# START OF Available records

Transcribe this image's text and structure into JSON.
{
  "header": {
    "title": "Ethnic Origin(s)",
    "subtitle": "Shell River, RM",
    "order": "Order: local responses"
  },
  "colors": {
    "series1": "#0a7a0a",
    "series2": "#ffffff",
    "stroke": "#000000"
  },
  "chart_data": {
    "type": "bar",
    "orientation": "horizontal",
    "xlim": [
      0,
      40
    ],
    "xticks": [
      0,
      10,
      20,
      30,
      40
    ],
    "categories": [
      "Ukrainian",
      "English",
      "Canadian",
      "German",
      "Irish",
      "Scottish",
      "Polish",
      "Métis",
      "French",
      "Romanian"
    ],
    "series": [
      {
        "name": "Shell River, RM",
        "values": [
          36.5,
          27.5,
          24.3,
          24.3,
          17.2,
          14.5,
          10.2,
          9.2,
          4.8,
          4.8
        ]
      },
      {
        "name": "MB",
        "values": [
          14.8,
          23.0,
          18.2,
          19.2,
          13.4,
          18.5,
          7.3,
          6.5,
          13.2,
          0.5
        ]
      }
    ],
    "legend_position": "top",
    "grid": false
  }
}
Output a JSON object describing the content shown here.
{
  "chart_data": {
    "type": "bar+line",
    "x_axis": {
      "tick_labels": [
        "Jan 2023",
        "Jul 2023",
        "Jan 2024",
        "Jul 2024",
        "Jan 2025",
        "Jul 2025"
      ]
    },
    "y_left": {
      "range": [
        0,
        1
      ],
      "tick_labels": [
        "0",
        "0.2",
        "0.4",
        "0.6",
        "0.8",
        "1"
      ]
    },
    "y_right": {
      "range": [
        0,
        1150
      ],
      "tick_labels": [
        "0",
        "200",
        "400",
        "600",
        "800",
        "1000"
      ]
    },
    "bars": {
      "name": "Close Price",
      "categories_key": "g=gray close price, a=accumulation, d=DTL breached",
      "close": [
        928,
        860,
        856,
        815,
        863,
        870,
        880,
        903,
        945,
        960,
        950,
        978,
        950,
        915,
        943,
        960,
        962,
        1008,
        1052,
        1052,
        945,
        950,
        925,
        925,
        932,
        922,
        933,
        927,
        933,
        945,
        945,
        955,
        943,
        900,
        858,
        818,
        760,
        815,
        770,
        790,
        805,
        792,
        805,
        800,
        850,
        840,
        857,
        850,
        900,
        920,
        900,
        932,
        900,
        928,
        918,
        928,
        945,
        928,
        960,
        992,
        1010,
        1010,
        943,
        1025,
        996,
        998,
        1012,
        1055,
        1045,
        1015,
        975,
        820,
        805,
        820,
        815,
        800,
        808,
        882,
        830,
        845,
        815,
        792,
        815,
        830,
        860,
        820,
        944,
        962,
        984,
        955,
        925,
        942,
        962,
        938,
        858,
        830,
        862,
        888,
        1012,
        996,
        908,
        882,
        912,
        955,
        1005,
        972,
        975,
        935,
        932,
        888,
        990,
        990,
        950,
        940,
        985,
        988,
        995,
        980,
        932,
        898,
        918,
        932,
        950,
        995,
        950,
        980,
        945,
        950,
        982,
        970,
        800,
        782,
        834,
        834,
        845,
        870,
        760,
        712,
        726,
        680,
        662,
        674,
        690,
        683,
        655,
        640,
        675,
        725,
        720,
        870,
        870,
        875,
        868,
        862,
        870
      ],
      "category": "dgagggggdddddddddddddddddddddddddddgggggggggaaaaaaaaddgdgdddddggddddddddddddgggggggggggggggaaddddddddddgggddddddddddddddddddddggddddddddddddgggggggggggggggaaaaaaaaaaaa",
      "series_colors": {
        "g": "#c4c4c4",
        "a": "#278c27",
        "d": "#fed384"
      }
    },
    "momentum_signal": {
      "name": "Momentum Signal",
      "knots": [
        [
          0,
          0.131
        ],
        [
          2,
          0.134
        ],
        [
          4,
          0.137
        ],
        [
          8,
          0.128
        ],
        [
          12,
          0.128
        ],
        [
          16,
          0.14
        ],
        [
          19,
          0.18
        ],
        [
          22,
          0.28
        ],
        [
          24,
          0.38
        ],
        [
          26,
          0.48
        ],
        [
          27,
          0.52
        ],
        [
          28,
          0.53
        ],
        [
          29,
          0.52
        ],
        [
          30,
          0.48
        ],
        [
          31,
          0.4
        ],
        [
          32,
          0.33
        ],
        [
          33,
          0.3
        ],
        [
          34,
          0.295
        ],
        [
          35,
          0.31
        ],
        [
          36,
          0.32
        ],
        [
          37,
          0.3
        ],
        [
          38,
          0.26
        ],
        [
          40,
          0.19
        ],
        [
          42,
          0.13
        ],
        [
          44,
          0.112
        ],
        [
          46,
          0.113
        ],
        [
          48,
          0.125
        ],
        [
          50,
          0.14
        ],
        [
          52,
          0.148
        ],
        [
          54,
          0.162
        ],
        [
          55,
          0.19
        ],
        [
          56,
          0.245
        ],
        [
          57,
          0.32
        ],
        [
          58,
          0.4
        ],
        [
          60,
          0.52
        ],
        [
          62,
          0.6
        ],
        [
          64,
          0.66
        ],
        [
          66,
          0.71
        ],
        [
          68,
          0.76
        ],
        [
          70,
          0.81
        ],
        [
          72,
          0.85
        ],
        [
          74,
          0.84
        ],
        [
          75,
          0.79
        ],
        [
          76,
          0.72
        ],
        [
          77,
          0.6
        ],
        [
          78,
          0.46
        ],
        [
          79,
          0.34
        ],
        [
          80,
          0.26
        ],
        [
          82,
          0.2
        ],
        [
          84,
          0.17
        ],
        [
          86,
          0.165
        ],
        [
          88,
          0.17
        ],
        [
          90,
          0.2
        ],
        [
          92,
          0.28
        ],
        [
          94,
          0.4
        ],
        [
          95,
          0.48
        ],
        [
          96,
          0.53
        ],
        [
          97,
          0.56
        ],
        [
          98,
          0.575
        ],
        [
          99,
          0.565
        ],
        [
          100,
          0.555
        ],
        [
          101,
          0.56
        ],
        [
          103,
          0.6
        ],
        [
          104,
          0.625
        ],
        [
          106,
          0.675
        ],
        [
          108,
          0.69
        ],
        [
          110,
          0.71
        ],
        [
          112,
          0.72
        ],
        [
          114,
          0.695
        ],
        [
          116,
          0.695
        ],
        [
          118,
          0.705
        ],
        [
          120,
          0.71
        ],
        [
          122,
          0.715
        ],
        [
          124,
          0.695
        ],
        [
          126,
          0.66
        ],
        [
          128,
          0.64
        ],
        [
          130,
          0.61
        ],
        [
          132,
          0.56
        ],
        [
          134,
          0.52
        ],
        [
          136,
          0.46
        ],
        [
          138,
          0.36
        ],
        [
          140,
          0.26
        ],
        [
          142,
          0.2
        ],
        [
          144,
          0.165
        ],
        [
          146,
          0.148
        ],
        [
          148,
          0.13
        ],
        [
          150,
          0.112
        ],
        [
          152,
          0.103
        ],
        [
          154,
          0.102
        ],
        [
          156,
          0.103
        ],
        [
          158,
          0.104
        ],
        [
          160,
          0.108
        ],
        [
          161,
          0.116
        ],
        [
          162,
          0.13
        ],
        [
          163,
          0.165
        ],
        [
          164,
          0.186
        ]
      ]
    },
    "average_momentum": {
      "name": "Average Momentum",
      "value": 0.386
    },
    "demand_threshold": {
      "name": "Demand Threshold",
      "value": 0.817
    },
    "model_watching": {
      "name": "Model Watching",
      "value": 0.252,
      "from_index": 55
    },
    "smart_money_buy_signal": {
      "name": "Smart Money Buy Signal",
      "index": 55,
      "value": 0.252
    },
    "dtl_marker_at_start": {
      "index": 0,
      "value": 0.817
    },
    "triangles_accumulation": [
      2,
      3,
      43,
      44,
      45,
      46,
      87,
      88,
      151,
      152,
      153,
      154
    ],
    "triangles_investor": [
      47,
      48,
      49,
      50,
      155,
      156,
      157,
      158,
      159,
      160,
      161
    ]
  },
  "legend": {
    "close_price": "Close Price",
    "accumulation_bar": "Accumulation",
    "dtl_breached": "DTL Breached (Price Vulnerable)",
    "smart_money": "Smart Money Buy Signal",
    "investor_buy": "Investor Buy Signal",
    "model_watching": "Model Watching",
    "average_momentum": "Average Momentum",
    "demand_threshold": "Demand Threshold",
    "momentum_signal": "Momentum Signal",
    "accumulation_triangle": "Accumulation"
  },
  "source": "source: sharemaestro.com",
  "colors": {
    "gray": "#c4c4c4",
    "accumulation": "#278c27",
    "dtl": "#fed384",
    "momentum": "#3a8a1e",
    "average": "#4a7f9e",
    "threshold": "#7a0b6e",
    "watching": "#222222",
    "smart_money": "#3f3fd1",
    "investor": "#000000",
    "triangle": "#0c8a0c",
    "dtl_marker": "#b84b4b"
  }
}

# END OF Available records

- [What you need to do]
Tally up the lines holding the word "gray" in the data above, and answer with that figure only.

- [Solved problem]
2